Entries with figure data
***

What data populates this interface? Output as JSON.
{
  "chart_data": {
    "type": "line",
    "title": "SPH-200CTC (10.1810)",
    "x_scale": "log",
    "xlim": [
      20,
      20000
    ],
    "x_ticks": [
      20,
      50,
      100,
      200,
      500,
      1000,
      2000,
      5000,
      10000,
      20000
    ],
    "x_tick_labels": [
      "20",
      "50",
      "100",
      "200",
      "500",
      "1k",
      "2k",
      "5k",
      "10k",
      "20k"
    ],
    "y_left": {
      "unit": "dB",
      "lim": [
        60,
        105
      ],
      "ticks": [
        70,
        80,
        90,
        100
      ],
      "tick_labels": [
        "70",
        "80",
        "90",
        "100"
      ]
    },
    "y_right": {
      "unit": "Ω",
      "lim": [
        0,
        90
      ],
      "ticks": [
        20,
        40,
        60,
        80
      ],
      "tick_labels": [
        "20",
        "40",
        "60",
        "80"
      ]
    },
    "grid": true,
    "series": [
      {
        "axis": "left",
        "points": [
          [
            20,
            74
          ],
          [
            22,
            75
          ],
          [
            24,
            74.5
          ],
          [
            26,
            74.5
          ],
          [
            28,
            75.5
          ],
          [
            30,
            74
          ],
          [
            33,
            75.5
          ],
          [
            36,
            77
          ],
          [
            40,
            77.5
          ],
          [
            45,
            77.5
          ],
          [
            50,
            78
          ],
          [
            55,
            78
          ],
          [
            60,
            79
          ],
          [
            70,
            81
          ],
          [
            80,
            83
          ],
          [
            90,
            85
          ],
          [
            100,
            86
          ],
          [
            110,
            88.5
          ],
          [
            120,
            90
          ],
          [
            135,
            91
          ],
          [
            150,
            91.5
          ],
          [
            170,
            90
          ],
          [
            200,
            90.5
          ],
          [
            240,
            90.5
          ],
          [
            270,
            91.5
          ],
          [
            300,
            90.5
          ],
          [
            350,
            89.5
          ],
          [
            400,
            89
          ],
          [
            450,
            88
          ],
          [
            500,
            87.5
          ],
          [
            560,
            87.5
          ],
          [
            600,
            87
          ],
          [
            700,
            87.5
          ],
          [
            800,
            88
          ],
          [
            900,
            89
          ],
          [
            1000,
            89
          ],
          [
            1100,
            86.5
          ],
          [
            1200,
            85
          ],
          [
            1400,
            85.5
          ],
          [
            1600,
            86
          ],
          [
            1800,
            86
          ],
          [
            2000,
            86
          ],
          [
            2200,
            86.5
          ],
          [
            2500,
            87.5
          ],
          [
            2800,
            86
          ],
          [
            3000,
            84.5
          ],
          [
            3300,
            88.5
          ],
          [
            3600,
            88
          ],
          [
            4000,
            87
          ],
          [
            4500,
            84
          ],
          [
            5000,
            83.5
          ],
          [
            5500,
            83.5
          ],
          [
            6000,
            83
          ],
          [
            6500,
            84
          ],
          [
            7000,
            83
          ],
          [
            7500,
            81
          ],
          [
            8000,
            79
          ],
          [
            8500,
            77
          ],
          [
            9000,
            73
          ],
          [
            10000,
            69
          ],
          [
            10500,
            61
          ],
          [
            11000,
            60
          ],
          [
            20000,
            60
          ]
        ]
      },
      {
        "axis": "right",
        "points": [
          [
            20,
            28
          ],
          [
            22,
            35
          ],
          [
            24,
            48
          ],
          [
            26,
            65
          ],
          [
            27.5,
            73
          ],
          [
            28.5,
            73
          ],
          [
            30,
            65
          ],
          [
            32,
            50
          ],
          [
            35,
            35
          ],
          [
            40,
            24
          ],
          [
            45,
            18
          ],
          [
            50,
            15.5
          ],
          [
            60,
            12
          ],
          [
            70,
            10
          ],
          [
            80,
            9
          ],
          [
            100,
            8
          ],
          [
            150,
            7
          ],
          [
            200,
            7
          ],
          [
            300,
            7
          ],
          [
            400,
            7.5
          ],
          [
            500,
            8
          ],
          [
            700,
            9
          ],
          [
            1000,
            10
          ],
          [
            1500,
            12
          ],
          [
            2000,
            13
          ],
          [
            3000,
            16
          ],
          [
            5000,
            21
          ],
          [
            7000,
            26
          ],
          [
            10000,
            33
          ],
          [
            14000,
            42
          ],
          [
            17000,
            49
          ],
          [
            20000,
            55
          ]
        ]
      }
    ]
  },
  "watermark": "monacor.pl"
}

***

- [Set problem] Transcribe the material above word for word.

- [Full response]
What data populates this interface? Output as JSON.
{
  "chart_data": {
    "type": "line",
    "title": "SPH-200CTC (10.1810)",
    "x_scale": "log",
    "xlim": [
      20,
      20000
    ],
    "x_ticks": [
      20,
      50,
      100,
      200,
      500,
      1000,
      2000,
      5000,
      10000,
      20000
    ],
    "x_tick_labels": [
      "20",
      "50",
      "100",
      "200",
      "500",
      "1k",
      "2k",
      "5k",
      "10k",
      "20k"
    ],
    "y_left": {
      "unit": "dB",
      "lim": [
        60,
        105
      ],
      "ticks": [
        70,
        80,
        90,
        100
      ],
      "tick_labels": [
        "70",
        "80",
        "90",
        "100"
      ]
    },
    "y_right": {
      "unit": "Ω",
      "lim": [
        0,
        90
      ],
      "ticks": [
        20,
        40,
        60,
        80
      ],
      "tick_labels": [
        "20",
        "40",
        "60",
        "80"
      ]
    },
    "grid": true,
    "series": [
      {
        "axis": "left",
        "points": [
          [
            20,
            74
          ],
          [
            22,
            75
          ],
          [
            24,
            74.5
          ],
          [
            26,
            74.5
          ],
          [
            28,
            75.5
          ],
          [
            30,
            74
          ],
          [
            33,
            75.5
          ],
          [
            36,
            77
          ],
          [
            40,
            77.5
          ],
          [
            45,
            77.5
          ],
          [
            50,
            78
          ],
          [
            55,
            78
          ],
          [
            60,
            79
          ],
          [
            70,
            81
          ],
          [
            80,
            83
          ],
          [
            90,
            85
          ],
          [
            100,
            86
          ],
          [
            110,
            88.5
          ],
          [
            120,
            90
          ],
          [
            135,
            91
          ],
          [
            150,
            91.5
          ],
          [
            170,
            90
          ],
          [
            200,
            90.5
          ],
          [
            240,
            90.5
          ],
          [
            270,
            91.5
          ],
          [
            300,
            90.5
          ],
          [
            350,
            89.5
          ],
          [
            400,
            89
          ],
          [
            450,
            88
          ],
          [
            500,
            87.5
          ],
          [
            560,
            87.5
          ],
          [
            600,
            87
          ],
          [
            700,
            87.5
          ],
          [
            800,
            88
          ],
          [
            900,
            89
          ],
          [
            1000,
            89
          ],
          [
            1100,
            86.5
          ],
          [
            1200,
            85
          ],
          [
            1400,
            85.5
          ],
          [
            1600,
            86
          ],
          [
            1800,
            86
          ],
          [
            2000,
            86
          ],
          [
            2200,
            86.5
          ],
          [
            2500,
            87.5
          ],
          [
            2800,
            86
          ],
          [
            3000,
            84.5
          ],
          [
            3300,
            88.5
          ],
          [
            3600,
            88
          ],
          [
            4000,
            87
          ],
          [
            4500,
            84
          ],
          [
            5000,
            83.5
          ],
          [
            5500,
            83.5
          ],
          [
            6000,
            83
          ],
          [
            6500,
            84
          ],
          [
            7000,
            83
          ],
          [
            7500,
            81
          ],
          [
            8000,
            79
          ],
          [
            8500,
            77
          ],
          [
            9000,
            73
          ],
          [
            10000,
            69
          ],
          [
            10500,
            61
          ],
          [
            11000,
            60
          ],
          [
            20000,
            60
          ]
        ]
      },
      {
        "axis": "right",
        "points": [
          [
            20,
            28
          ],
          [
            22,
            35
          ],
          [
            24,
            48
          ],
          [
            26,
            65
          ],
          [
            27.5,
            73
          ],
          [
            28.5,
            73
          ],
          [
            30,
            65
          ],
          [
            32,
            50
          ],
          [
            35,
            35
          ],
          [
            40,
            24
          ],
          [
            45,
            18
          ],
          [
            50,
            15.5
          ],
          [
            60,
            12
          ],
          [
            70,
            10
          ],
          [
            80,
            9
          ],
          [
            100,
            8
          ],
          [
            150,
            7
          ],
          [
            200,
            7
          ],
          [
            300,
            7
          ],
          [
            400,
            7.5
          ],
          [
            500,
            8
          ],
          [
            700,
            9
          ],
          [
            1000,
            10
          ],
          [
            1500,
            12
          ],
          [
            2000,
            13
          ],
          [
            3000,
            16
          ],
          [
            5000,
            21
          ],
          [
            7000,
            26
          ],
          [
            10000,
            33
          ],
          [
            14000,
            42
          ],
          [
            17000,
            49
          ],
          [
            20000,
            55
          ]
        ]
      }
    ]
  },
  "watermark": "monacor.pl"
}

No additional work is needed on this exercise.